## START Extracted data
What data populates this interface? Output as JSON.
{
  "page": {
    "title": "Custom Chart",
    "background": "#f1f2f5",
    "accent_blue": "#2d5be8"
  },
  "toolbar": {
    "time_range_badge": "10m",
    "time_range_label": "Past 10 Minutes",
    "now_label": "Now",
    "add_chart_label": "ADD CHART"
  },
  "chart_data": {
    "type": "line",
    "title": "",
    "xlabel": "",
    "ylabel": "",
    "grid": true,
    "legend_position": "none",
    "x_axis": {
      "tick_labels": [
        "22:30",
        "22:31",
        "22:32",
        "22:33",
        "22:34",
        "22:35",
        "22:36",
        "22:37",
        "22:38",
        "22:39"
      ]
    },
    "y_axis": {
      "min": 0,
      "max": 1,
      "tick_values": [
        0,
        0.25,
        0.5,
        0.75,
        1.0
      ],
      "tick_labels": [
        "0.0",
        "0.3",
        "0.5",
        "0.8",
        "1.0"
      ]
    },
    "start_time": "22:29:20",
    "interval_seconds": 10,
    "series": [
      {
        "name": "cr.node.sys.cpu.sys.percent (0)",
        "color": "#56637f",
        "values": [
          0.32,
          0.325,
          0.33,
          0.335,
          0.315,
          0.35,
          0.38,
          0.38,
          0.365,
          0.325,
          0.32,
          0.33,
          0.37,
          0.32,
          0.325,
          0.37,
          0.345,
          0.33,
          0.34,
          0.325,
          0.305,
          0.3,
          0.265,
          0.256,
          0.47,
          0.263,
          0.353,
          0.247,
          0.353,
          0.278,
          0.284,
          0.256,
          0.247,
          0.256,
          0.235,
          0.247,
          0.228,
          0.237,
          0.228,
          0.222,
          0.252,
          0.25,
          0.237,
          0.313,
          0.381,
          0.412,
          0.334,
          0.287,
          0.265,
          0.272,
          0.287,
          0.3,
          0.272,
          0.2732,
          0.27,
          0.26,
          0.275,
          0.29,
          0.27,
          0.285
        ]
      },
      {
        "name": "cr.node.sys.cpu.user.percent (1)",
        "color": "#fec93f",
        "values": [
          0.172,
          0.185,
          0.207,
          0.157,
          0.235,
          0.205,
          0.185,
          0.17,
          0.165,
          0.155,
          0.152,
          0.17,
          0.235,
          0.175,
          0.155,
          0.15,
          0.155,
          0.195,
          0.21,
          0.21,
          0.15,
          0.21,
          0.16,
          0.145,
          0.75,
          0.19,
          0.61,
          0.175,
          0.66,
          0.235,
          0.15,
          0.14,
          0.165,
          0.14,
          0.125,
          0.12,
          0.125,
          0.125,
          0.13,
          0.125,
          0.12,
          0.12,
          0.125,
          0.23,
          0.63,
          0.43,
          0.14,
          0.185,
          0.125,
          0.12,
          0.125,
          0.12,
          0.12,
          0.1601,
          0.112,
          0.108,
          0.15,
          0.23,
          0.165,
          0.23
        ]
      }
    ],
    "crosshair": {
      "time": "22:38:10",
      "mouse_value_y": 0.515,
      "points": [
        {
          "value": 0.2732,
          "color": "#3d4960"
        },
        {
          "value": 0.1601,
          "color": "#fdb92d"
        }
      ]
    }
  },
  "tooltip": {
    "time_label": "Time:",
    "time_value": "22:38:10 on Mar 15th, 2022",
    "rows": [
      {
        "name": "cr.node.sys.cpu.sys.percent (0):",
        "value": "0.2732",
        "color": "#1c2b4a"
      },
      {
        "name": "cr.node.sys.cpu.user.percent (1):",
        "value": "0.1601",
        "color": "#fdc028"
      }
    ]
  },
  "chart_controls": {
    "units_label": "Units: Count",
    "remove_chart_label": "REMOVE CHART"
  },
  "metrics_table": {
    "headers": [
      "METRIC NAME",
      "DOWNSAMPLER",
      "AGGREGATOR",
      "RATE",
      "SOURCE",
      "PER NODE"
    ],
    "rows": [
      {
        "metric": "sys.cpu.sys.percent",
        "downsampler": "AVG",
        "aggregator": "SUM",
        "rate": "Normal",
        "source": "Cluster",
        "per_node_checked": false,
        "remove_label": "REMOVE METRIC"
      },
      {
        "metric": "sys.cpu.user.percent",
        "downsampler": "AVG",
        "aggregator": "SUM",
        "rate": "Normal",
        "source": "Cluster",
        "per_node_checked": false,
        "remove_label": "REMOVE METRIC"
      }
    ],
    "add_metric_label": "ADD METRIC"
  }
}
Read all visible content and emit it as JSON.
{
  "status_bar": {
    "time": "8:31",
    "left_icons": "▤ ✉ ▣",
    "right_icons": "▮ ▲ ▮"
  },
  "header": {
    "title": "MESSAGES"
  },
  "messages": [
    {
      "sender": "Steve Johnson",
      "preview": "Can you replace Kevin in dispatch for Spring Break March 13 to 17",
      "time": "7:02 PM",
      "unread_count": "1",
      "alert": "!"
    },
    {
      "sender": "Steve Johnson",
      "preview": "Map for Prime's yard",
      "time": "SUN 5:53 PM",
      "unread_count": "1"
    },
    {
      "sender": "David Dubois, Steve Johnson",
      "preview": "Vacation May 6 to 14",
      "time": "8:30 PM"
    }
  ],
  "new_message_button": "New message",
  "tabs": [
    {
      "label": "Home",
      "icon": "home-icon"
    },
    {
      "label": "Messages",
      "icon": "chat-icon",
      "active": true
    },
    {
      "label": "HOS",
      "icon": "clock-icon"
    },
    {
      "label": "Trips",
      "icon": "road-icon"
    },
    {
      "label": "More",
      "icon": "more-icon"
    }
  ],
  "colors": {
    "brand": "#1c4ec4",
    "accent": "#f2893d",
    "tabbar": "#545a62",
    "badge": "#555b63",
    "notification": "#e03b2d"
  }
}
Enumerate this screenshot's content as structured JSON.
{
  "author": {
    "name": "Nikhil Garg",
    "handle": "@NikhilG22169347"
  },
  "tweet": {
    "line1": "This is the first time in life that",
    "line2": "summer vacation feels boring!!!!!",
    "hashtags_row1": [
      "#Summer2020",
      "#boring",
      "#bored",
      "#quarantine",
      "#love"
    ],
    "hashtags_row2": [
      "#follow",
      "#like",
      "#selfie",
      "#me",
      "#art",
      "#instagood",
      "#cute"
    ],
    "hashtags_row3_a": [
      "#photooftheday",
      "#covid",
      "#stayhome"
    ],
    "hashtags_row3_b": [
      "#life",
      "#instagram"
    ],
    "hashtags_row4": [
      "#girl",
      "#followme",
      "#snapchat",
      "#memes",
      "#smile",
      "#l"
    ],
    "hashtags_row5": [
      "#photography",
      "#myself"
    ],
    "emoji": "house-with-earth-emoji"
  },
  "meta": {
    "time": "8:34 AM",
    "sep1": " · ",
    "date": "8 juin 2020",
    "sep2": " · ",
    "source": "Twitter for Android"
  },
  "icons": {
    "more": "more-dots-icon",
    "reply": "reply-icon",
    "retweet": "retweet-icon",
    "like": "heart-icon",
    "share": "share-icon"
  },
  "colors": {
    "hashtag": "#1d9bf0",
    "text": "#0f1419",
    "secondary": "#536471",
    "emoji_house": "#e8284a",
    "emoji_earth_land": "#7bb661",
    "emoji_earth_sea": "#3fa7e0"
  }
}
## END Extracted data
- [Given instruction]: Copy each line of the preceding data that contains the string "user".

- [Task solution]:
        "name": "cr.node.sys.cpu.user.percent (1)",
        "name": "cr.node.sys.cpu.user.percent (1):",
        "metric": "sys.cpu.user.percent",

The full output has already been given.